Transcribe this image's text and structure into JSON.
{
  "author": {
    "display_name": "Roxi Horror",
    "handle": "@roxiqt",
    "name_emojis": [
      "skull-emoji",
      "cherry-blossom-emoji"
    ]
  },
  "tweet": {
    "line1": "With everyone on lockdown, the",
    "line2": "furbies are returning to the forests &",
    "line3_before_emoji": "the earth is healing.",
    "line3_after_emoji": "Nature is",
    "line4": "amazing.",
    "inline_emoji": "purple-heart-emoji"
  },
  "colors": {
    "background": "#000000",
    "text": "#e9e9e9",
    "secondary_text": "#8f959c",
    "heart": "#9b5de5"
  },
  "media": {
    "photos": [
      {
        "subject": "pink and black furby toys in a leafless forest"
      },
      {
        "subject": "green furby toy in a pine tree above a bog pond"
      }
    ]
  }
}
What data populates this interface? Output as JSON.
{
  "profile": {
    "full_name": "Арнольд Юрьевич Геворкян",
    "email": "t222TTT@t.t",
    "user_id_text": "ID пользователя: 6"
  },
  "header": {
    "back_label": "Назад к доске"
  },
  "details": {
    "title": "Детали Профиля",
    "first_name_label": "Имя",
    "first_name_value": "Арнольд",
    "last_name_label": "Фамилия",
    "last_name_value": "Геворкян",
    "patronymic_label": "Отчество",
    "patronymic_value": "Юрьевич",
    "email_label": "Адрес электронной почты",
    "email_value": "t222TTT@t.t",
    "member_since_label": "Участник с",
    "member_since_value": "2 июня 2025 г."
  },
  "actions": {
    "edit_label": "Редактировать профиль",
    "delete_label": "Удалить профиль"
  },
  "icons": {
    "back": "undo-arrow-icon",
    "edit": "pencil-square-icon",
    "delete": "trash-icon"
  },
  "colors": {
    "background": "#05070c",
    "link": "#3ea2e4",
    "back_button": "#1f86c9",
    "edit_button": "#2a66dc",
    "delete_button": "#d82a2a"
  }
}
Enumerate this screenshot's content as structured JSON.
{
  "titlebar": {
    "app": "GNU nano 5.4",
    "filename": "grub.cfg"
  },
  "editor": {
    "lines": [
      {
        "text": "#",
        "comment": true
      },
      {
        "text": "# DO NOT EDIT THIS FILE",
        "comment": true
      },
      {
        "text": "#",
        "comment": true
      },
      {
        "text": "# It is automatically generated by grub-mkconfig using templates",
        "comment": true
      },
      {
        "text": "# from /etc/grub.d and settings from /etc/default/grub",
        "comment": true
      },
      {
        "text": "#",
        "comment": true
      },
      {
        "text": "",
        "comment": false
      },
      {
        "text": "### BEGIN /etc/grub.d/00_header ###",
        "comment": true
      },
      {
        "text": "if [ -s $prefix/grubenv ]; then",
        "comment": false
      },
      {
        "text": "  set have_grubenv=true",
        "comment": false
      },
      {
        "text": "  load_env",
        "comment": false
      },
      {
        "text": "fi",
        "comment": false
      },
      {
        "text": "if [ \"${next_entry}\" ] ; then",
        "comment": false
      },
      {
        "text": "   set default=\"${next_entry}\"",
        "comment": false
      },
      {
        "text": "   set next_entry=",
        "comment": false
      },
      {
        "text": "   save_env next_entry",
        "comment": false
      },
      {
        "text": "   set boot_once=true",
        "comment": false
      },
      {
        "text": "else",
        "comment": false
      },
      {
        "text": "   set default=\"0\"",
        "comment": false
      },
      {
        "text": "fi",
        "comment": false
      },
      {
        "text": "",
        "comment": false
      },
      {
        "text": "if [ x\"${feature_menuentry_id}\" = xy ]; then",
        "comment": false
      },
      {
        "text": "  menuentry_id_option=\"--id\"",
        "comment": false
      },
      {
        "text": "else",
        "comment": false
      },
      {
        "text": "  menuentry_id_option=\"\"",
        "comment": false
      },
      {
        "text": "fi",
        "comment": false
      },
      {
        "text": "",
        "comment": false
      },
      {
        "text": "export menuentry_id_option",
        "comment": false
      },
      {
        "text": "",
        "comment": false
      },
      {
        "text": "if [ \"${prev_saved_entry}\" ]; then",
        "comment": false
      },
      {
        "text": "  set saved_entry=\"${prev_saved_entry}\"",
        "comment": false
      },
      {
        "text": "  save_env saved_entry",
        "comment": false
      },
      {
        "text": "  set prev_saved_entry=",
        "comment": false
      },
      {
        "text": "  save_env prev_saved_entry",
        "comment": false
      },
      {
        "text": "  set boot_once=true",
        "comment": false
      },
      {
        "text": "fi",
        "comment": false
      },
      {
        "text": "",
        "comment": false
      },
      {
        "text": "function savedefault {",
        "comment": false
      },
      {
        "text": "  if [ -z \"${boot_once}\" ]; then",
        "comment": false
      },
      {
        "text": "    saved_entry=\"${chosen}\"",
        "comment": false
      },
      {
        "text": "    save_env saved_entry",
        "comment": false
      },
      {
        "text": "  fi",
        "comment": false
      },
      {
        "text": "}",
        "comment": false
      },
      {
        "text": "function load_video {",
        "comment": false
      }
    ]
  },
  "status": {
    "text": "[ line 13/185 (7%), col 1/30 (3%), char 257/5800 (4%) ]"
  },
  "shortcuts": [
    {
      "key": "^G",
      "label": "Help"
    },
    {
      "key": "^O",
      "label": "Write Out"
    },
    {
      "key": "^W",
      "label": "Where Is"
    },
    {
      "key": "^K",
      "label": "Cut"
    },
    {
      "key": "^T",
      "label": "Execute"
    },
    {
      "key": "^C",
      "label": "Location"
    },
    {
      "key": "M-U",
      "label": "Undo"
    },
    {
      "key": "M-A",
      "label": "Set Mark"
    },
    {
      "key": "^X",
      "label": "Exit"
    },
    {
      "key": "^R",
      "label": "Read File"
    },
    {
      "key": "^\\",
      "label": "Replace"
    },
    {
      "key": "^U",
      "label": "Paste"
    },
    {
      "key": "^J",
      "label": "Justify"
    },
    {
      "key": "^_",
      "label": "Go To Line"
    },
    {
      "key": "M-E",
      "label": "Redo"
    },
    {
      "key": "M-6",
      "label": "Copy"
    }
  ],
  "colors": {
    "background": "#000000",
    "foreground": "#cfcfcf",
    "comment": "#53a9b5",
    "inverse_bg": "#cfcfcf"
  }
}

_Exercise_:
Print every entry exactly as it appears.

_Correct response_:
Transcribe this image's text and structure into JSON.
{
  "author": {
    "display_name": "Roxi Horror",
    "handle": "@roxiqt",
    "name_emojis": [
      "skull-emoji",
      "cherry-blossom-emoji"
    ]
  },
  "tweet": {
    "line1": "With everyone on lockdown, the",
    "line2": "furbies are returning to the forests &",
    "line3_before_emoji": "the earth is healing.",
    "line3_after_emoji": "Nature is",
    "line4": "amazing.",
    "inline_emoji": "purple-heart-emoji"
  },
  "colors": {
    "background": "#000000",
    "text": "#e9e9e9",
    "secondary_text": "#8f959c",
    "heart": "#9b5de5"
  },
  "media": {
    "photos": [
      {
        "subject": "pink and black furby toys in a leafless forest"
      },
      {
        "subject": "green furby toy in a pine tree above a bog pond"
      }
    ]
  }
}
What data populates this interface? Output as JSON.
{
  "profile": {
    "full_name": "Арнольд Юрьевич Геворкян",
    "email": "t222TTT@t.t",
    "user_id_text": "ID пользователя: 6"
  },
  "header": {
    "back_label": "Назад к доске"
  },
  "details": {
    "title": "Детали Профиля",
    "first_name_label": "Имя",
    "first_name_value": "Арнольд",
    "last_name_label": "Фамилия",
    "last_name_value": "Геворкян",
    "patronymic_label": "Отчество",
    "patronymic_value": "Юрьевич",
    "email_label": "Адрес электронной почты",
    "email_value": "t222TTT@t.t",
    "member_since_label": "Участник с",
    "member_since_value": "2 июня 2025 г."
  },
  "actions": {
    "edit_label": "Редактировать профиль",
    "delete_label": "Удалить профиль"
  },
  "icons": {
    "back": "undo-arrow-icon",
    "edit": "pencil-square-icon",
    "delete": "trash-icon"
  },
  "colors": {
    "background": "#05070c",
    "link": "#3ea2e4",
    "back_button": "#1f86c9",
    "edit_button": "#2a66dc",
    "delete_button": "#d82a2a"
  }
}
Enumerate this screenshot's content as structured JSON.
{
  "titlebar": {
    "app": "GNU nano 5.4",
    "filename": "grub.cfg"
  },
  "editor": {
    "lines": [
      {
        "text": "#",
        "comment": true
      },
      {
        "text": "# DO NOT EDIT THIS FILE",
        "comment": true
      },
      {
        "text": "#",
        "comment": true
      },
      {
        "text": "# It is automatically generated by grub-mkconfig using templates",
        "comment": true
      },
      {
        "text": "# from /etc/grub.d and settings from /etc/default/grub",
        "comment": true
      },
      {
        "text": "#",
        "comment": true
      },
      {
        "text": "",
        "comment": false
      },
      {
        "text": "### BEGIN /etc/grub.d/00_header ###",
        "comment": true
      },
      {
        "text": "if [ -s $prefix/grubenv ]; then",
        "comment": false
      },
      {
        "text": "  set have_grubenv=true",
        "comment": false
      },
      {
        "text": "  load_env",
        "comment": false
      },
      {
        "text": "fi",
        "comment": false
      },
      {
        "text": "if [ \"${next_entry}\" ] ; then",
        "comment": false
      },
      {
        "text": "   set default=\"${next_entry}\"",
        "comment": false
      },
      {
        "text": "   set next_entry=",
        "comment": false
      },
      {
        "text": "   save_env next_entry",
        "comment": false
      },
      {
        "text": "   set boot_once=true",
        "comment": false
      },
      {
        "text": "else",
        "comment": false
      },
      {
        "text": "   set default=\"0\"",
        "comment": false
      },
      {
        "text": "fi",
        "comment": false
      },
      {
        "text": "",
        "comment": false
      },
      {
        "text": "if [ x\"${feature_menuentry_id}\" = xy ]; then",
        "comment": false
      },
      {
        "text": "  menuentry_id_option=\"--id\"",
        "comment": false
      },
      {
        "text": "else",
        "comment": false
      },
      {
        "text": "  menuentry_id_option=\"\"",
        "comment": false
      },
      {
        "text": "fi",
        "comment": false
      },
      {
        "text": "",
        "comment": false
      },
      {
        "text": "export menuentry_id_option",
        "comment": false
      },
      {
        "text": "",
        "comment": false
      },
      {
        "text": "if [ \"${prev_saved_entry}\" ]; then",
        "comment": false
      },
      {
        "text": "  set saved_entry=\"${prev_saved_entry}\"",
        "comment": false
      },
      {
        "text": "  save_env saved_entry",
        "comment": false
      },
      {
        "text": "  set prev_saved_entry=",
        "comment": false
      },
      {
        "text": "  save_env prev_saved_entry",
        "comment": false
      },
      {
        "text": "  set boot_once=true",
        "comment": false
      },
      {
        "text": "fi",
        "comment": false
      },
      {
        "text": "",
        "comment": false
      },
      {
        "text": "function savedefault {",
        "comment": false
      },
      {
        "text": "  if [ -z \"${boot_once}\" ]; then",
        "comment": false
      },
      {
        "text": "    saved_entry=\"${chosen}\"",
        "comment": false
      },
      {
        "text": "    save_env saved_entry",
        "comment": false
      },
      {
        "text": "  fi",
        "comment": false
      },
      {
        "text": "}",
        "comment": false
      },
      {
        "text": "function load_video {",
        "comment": false
      }
    ]
  },
  "status": {
    "text": "[ line 13/185 (7%), col 1/30 (3%), char 257/5800 (4%) ]"
  },
  "shortcuts": [
    {
      "key": "^G",
      "label": "Help"
    },
    {
      "key": "^O",
      "label": "Write Out"
    },
    {
      "key": "^W",
      "label": "Where Is"
    },
    {
      "key": "^K",
      "label": "Cut"
    },
    {
      "key": "^T",
      "label": "Execute"
    },
    {
      "key": "^C",
      "label": "Location"
    },
    {
      "key": "M-U",
      "label": "Undo"
    },
    {
      "key": "M-A",
      "label": "Set Mark"
    },
    {
      "key": "^X",
      "label": "Exit"
    },
    {
      "key": "^R",
      "label": "Read File"
    },
    {
      "key": "^\\",
      "label": "Replace"
    },
    {
      "key": "^U",
      "label": "Paste"
    },
    {
      "key": "^J",
      "label": "Justify"
    },
    {
      "key": "^_",
      "label": "Go To Line"
    },
    {
      "key": "M-E",
      "label": "Redo"
    },
    {
      "key": "M-6",
      "label": "Copy"
    }
  ],
  "colors": {
    "background": "#000000",
    "foreground": "#cfcfcf",
    "comment": "#53a9b5",
    "inverse_bg": "#cfcfcf"
  }
}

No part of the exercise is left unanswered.